> _Short problem_
Find the word "rock" in the listing; pull out each line holding it.

> _Supplied records_
------------------------------
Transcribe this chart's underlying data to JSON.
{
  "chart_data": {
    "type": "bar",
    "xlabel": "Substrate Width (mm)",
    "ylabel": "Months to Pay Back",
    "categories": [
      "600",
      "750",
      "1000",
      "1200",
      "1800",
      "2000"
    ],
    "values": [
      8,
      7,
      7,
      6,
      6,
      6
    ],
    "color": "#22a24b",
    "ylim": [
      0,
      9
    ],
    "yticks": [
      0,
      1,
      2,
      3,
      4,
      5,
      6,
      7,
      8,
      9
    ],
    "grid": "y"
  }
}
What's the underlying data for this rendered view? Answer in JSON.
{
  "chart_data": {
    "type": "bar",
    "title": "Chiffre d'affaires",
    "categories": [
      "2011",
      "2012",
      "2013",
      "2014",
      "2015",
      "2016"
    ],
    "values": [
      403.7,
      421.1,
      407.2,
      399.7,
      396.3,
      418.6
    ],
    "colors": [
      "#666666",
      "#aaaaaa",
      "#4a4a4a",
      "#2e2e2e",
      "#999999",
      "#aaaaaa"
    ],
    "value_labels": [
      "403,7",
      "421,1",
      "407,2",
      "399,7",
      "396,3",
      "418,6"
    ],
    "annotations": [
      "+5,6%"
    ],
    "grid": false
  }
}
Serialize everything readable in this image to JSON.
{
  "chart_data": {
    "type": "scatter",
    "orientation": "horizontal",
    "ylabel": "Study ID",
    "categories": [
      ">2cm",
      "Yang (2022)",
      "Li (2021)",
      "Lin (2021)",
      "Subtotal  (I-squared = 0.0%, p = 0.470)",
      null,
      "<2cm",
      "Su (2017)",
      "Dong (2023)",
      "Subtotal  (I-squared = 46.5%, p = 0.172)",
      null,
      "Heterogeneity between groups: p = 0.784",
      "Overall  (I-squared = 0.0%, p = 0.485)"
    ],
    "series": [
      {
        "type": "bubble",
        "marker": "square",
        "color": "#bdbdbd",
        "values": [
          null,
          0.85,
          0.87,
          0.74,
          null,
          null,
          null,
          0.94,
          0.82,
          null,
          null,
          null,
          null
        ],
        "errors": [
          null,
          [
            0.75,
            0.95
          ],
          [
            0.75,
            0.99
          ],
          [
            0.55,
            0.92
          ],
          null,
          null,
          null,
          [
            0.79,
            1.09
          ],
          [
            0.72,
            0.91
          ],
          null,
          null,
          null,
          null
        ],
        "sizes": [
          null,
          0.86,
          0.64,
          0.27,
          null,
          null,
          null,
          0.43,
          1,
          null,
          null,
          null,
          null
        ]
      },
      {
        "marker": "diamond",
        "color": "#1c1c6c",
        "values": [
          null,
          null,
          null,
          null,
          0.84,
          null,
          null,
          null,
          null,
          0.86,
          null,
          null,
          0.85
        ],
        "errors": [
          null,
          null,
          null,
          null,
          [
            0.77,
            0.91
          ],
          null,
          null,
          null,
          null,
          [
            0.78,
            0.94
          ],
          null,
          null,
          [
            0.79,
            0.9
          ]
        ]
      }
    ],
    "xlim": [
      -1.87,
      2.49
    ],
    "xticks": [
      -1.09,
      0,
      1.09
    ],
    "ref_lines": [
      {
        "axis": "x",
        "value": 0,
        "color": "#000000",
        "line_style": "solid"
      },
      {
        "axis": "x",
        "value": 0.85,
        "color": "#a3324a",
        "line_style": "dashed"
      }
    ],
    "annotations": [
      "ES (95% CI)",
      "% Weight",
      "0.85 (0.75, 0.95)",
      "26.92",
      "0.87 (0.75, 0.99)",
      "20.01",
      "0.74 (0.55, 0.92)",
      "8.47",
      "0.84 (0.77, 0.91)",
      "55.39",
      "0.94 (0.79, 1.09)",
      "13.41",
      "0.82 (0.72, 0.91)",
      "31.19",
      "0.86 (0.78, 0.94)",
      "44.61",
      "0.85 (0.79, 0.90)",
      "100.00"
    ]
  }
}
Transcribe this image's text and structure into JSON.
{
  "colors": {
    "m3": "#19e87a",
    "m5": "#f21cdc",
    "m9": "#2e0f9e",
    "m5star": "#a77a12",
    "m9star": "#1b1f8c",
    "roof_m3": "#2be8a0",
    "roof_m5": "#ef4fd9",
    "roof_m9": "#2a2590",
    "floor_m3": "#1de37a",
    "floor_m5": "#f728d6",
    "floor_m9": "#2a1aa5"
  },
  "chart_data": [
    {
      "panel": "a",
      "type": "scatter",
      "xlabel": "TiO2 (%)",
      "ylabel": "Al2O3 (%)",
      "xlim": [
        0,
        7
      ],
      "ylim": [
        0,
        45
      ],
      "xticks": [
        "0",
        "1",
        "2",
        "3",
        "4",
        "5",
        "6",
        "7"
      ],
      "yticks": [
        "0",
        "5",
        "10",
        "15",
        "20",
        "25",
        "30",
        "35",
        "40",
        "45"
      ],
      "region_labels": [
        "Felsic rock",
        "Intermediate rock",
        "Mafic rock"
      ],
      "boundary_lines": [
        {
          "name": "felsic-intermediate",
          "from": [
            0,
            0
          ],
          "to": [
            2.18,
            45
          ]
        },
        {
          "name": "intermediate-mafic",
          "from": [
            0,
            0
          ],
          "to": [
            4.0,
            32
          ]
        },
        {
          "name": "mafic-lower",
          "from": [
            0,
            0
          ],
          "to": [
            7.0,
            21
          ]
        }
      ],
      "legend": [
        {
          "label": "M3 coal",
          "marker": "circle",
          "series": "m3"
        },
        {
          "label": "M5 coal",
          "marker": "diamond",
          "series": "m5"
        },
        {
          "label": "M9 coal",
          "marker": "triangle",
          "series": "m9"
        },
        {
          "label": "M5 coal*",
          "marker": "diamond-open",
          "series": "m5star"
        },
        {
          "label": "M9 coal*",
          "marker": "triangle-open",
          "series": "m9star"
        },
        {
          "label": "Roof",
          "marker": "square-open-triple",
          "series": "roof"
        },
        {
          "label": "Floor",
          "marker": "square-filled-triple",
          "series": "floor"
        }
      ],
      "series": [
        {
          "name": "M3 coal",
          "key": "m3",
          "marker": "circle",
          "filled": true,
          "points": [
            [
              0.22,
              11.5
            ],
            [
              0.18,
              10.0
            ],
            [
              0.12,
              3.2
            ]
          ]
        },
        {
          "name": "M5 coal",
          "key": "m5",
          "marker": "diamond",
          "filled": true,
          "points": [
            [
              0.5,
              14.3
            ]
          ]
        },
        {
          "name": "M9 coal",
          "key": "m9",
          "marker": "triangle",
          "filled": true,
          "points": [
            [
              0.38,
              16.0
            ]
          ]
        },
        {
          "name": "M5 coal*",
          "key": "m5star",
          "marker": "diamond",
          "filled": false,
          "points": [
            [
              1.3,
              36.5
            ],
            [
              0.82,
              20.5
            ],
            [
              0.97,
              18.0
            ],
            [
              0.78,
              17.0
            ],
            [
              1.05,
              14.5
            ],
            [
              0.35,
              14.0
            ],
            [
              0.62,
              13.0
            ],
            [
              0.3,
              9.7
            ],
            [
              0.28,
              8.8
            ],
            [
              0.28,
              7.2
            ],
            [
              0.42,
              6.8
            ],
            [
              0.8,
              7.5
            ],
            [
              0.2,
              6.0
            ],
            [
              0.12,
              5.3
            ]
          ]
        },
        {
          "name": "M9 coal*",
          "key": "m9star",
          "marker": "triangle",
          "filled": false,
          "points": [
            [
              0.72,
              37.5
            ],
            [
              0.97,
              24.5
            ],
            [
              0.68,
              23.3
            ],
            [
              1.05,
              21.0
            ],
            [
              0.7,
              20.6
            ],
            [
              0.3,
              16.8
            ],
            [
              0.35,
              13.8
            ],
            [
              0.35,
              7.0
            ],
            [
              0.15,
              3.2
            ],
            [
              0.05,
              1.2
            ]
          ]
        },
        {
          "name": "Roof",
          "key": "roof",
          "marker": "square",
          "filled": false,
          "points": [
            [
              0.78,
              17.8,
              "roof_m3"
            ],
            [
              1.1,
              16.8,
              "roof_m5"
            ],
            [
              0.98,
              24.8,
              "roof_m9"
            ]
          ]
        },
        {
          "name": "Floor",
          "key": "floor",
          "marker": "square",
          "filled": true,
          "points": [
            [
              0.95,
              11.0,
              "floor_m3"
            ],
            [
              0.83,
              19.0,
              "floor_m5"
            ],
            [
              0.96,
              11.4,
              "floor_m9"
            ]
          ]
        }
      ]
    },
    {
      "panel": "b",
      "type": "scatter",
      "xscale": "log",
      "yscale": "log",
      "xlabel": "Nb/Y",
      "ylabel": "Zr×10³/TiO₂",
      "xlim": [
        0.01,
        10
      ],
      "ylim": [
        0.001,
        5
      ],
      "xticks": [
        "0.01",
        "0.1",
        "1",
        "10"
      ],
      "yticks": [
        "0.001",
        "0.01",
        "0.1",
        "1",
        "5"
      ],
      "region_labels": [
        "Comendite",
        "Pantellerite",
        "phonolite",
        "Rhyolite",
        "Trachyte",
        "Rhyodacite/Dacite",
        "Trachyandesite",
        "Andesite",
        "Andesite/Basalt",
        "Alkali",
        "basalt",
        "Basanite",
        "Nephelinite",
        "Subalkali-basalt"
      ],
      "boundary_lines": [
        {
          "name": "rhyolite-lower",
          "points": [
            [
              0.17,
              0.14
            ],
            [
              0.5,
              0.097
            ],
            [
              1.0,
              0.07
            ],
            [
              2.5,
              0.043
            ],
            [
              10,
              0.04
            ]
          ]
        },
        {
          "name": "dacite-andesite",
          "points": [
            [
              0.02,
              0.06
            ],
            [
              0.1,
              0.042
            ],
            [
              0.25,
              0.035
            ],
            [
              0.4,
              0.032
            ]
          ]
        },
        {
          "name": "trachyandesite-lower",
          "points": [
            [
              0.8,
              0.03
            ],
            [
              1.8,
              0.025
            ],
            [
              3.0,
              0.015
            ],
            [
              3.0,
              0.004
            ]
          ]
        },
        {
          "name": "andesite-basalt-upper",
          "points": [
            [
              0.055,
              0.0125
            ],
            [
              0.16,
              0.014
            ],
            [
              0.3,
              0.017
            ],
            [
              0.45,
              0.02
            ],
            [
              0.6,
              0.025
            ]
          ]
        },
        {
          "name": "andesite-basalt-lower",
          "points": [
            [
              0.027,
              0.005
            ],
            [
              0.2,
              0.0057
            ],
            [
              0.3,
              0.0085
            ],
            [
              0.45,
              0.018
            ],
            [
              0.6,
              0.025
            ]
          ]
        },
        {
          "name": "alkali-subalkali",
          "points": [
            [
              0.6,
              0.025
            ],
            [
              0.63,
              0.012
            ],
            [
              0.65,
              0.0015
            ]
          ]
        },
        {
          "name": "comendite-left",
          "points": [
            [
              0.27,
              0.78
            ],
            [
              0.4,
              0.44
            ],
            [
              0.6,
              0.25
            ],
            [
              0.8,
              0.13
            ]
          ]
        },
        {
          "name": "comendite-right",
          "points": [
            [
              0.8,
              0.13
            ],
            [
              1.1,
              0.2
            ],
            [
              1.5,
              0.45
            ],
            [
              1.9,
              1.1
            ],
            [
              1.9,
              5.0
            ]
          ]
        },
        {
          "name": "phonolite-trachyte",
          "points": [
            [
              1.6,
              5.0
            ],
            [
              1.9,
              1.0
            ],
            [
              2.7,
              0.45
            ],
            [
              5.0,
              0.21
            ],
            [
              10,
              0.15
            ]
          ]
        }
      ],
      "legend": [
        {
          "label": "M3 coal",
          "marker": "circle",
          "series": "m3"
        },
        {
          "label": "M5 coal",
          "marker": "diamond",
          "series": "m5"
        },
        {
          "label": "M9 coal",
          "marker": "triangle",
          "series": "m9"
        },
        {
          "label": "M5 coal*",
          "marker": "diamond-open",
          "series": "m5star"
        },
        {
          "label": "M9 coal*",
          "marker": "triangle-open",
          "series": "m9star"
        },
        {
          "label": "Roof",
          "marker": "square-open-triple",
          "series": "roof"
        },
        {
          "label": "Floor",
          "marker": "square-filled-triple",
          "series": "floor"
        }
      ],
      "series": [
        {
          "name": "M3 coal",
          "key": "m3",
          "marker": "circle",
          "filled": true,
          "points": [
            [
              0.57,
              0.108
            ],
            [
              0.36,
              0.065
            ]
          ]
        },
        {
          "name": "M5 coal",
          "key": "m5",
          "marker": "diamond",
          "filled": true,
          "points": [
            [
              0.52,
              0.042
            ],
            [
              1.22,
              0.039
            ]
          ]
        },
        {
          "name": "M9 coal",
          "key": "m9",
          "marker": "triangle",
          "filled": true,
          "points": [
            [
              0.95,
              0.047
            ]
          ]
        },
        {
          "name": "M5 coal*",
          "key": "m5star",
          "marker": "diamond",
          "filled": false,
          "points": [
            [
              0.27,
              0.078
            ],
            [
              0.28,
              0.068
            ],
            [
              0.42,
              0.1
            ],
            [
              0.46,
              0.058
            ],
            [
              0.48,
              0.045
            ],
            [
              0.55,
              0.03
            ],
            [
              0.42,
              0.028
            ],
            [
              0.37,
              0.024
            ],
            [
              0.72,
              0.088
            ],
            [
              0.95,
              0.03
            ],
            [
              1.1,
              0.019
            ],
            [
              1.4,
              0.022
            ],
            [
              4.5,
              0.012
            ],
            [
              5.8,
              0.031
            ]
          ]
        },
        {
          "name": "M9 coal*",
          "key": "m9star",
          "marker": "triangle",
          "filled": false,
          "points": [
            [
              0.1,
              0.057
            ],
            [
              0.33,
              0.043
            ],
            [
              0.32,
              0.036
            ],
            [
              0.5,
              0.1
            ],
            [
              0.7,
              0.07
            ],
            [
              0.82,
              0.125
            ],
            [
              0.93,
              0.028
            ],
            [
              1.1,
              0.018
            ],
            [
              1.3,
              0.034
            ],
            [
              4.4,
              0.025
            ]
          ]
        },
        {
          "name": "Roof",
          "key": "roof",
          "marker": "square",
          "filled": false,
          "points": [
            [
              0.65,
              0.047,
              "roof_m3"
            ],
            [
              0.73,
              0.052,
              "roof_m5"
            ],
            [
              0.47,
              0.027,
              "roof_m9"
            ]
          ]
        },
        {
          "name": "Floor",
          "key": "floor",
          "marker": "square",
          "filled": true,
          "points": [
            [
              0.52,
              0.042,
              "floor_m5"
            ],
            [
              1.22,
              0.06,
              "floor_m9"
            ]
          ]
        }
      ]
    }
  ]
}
------------------------------
> _Task answer_
        "Felsic rock",
        "Intermediate rock",
        "Mafic rock"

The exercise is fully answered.